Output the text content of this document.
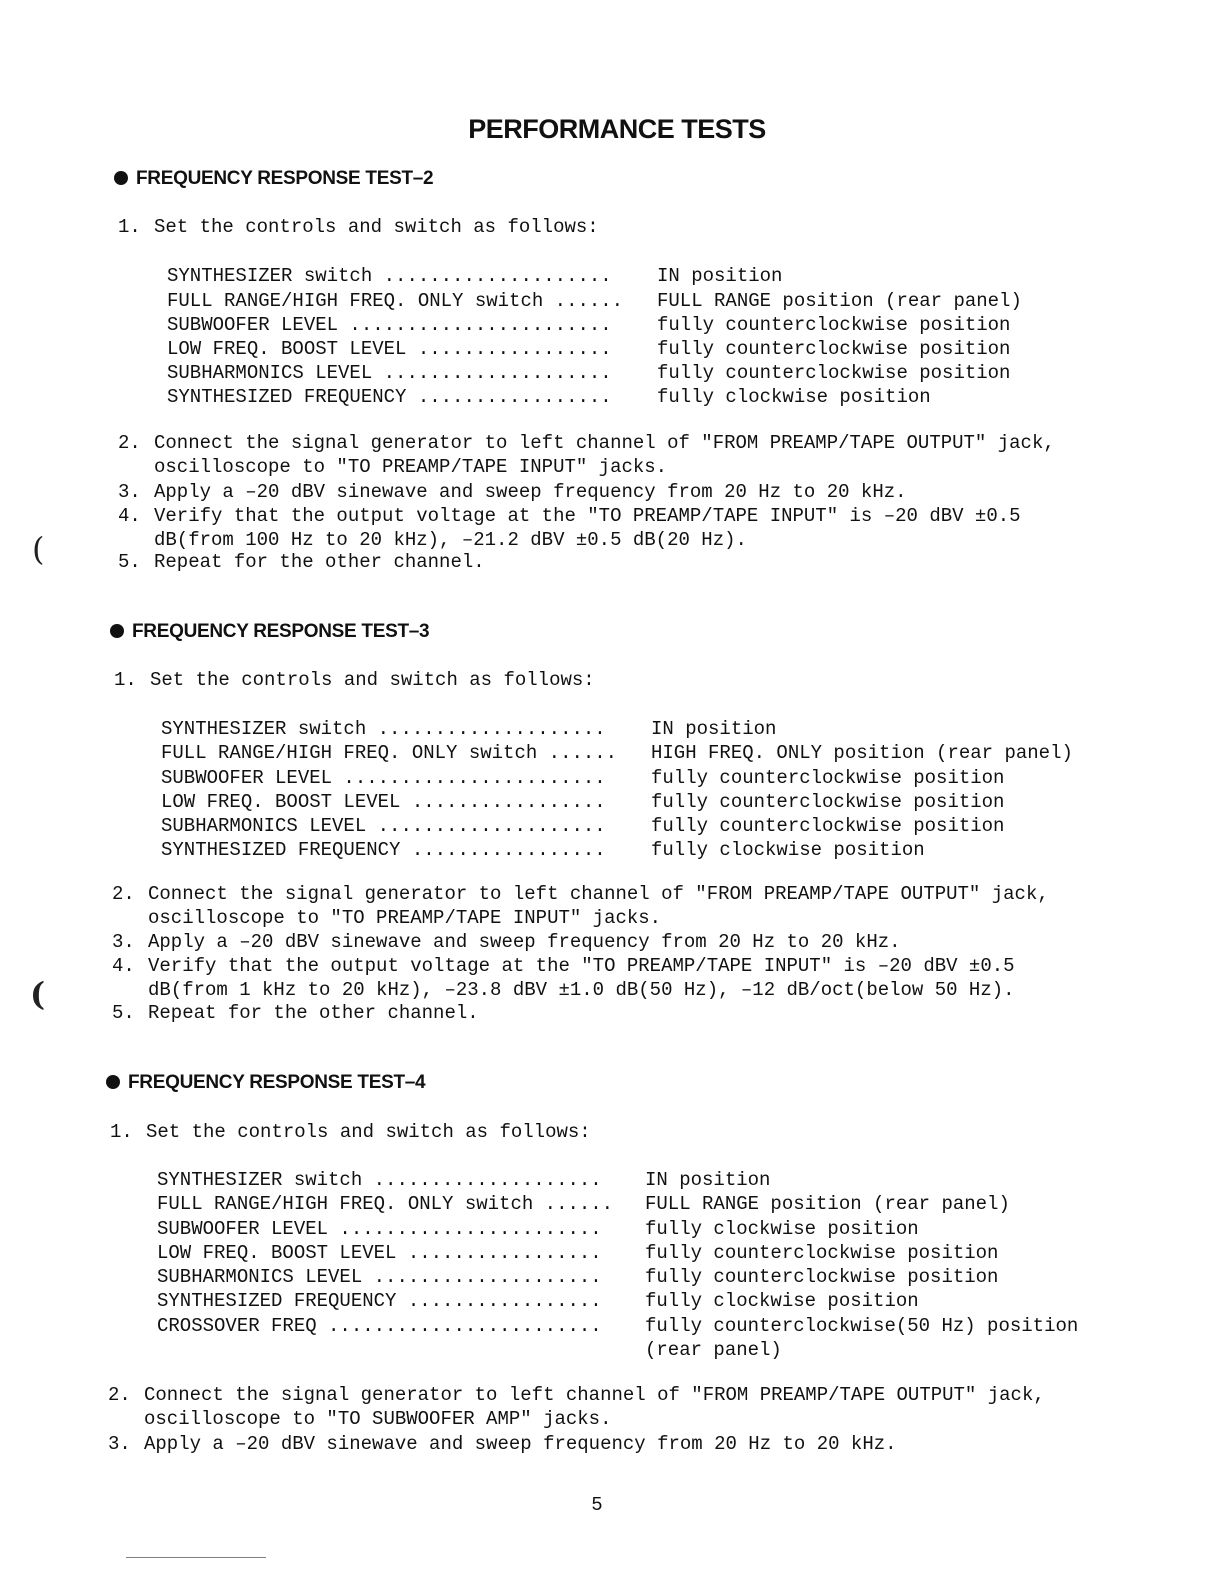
PERFORMANCE TESTS
FREQUENCY RESPONSE TEST–2
1. Set the controls and switch as follows:
SYNTHESIZER switch .................... IN position
FULL RANGE/HIGH FREQ. ONLY switch ...... FULL RANGE position (rear panel)
SUBWOOFER LEVEL ....................... fully counterclockwise position
LOW FREQ. BOOST LEVEL ................. fully counterclockwise position
SUBHARMONICS LEVEL .................... fully counterclockwise position
SYNTHESIZED FREQUENCY ................. fully clockwise position
2. Connect the signal generator to left channel of "FROM PREAMP/TAPE OUTPUT" jack,
oscilloscope to "TO PREAMP/TAPE INPUT" jacks.
3. Apply a –20 dBV sinewave and sweep frequency from 20 Hz to 20 kHz.
4. Verify that the output voltage at the "TO PREAMP/TAPE INPUT" is –20 dBV ±0.5
dB(from 100 Hz to 20 kHz), –21.2 dBV ±0.5 dB(20 Hz).
5. Repeat for the other channel.
(
FREQUENCY RESPONSE TEST–3
1. Set the controls and switch as follows:
SYNTHESIZER switch .................... IN position
FULL RANGE/HIGH FREQ. ONLY switch ...... HIGH FREQ. ONLY position (rear panel)
SUBWOOFER LEVEL ....................... fully counterclockwise position
LOW FREQ. BOOST LEVEL ................. fully counterclockwise position
SUBHARMONICS LEVEL .................... fully counterclockwise position
SYNTHESIZED FREQUENCY ................. fully clockwise position
2. Connect the signal generator to left channel of "FROM PREAMP/TAPE OUTPUT" jack,
oscilloscope to "TO PREAMP/TAPE INPUT" jacks.
3. Apply a –20 dBV sinewave and sweep frequency from 20 Hz to 20 kHz.
4. Verify that the output voltage at the "TO PREAMP/TAPE INPUT" is –20 dBV ±0.5
dB(from 1 kHz to 20 kHz), –23.8 dBV ±1.0 dB(50 Hz), –12 dB/oct(below 50 Hz).
5. Repeat for the other channel.
(
FREQUENCY RESPONSE TEST–4
1. Set the controls and switch as follows:
SYNTHESIZER switch .................... IN position
FULL RANGE/HIGH FREQ. ONLY switch ...... FULL RANGE position (rear panel)
SUBWOOFER LEVEL ....................... fully clockwise position
LOW FREQ. BOOST LEVEL ................. fully counterclockwise position
SUBHARMONICS LEVEL .................... fully counterclockwise position
SYNTHESIZED FREQUENCY ................. fully clockwise position
CROSSOVER FREQ ........................ fully counterclockwise(50 Hz) position
(rear panel)
2. Connect the signal generator to left channel of "FROM PREAMP/TAPE OUTPUT" jack,
oscilloscope to "TO SUBWOOFER AMP" jacks.
3. Apply a –20 dBV sinewave and sweep frequency from 20 Hz to 20 kHz.
5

▬▬▬▬▬▬▬▬▬▬

Task instructions:
Return to the listing above and set it down exactly, leaving out its pictures.

Exercise solution:
Output the text content of this document.
PERFORMANCE TESTS
FREQUENCY RESPONSE TEST–2
1. Set the controls and switch as follows:
SYNTHESIZER switch .................... IN position
FULL RANGE/HIGH FREQ. ONLY switch ...... FULL RANGE position (rear panel)
SUBWOOFER LEVEL ....................... fully counterclockwise position
LOW FREQ. BOOST LEVEL ................. fully counterclockwise position
SUBHARMONICS LEVEL .................... fully counterclockwise position
SYNTHESIZED FREQUENCY ................. fully clockwise position
2. Connect the signal generator to left channel of "FROM PREAMP/TAPE OUTPUT" jack,
oscilloscope to "TO PREAMP/TAPE INPUT" jacks.
3. Apply a –20 dBV sinewave and sweep frequency from 20 Hz to 20 kHz.
4. Verify that the output voltage at the "TO PREAMP/TAPE INPUT" is –20 dBV ±0.5
dB(from 100 Hz to 20 kHz), –21.2 dBV ±0.5 dB(20 Hz).
5. Repeat for the other channel.
(
FREQUENCY RESPONSE TEST–3
1. Set the controls and switch as follows:
SYNTHESIZER switch .................... IN position
FULL RANGE/HIGH FREQ. ONLY switch ...... HIGH FREQ. ONLY position (rear panel)
SUBWOOFER LEVEL ....................... fully counterclockwise position
LOW FREQ. BOOST LEVEL ................. fully counterclockwise position
SUBHARMONICS LEVEL .................... fully counterclockwise position
SYNTHESIZED FREQUENCY ................. fully clockwise position
2. Connect the signal generator to left channel of "FROM PREAMP/TAPE OUTPUT" jack,
oscilloscope to "TO PREAMP/TAPE INPUT" jacks.
3. Apply a –20 dBV sinewave and sweep frequency from 20 Hz to 20 kHz.
4. Verify that the output voltage at the "TO PREAMP/TAPE INPUT" is –20 dBV ±0.5
dB(from 1 kHz to 20 kHz), –23.8 dBV ±1.0 dB(50 Hz), –12 dB/oct(below 50 Hz).
5. Repeat for the other channel.
(
FREQUENCY RESPONSE TEST–4
1. Set the controls and switch as follows:
SYNTHESIZER switch .................... IN position
FULL RANGE/HIGH FREQ. ONLY switch ...... FULL RANGE position (rear panel)
SUBWOOFER LEVEL ....................... fully clockwise position
LOW FREQ. BOOST LEVEL ................. fully counterclockwise position
SUBHARMONICS LEVEL .................... fully counterclockwise position
SYNTHESIZED FREQUENCY ................. fully clockwise position
CROSSOVER FREQ ........................ fully counterclockwise(50 Hz) position
(rear panel)
2. Connect the signal generator to left channel of "FROM PREAMP/TAPE OUTPUT" jack,
oscilloscope to "TO SUBWOOFER AMP" jacks.
3. Apply a –20 dBV sinewave and sweep frequency from 20 Hz to 20 kHz.
5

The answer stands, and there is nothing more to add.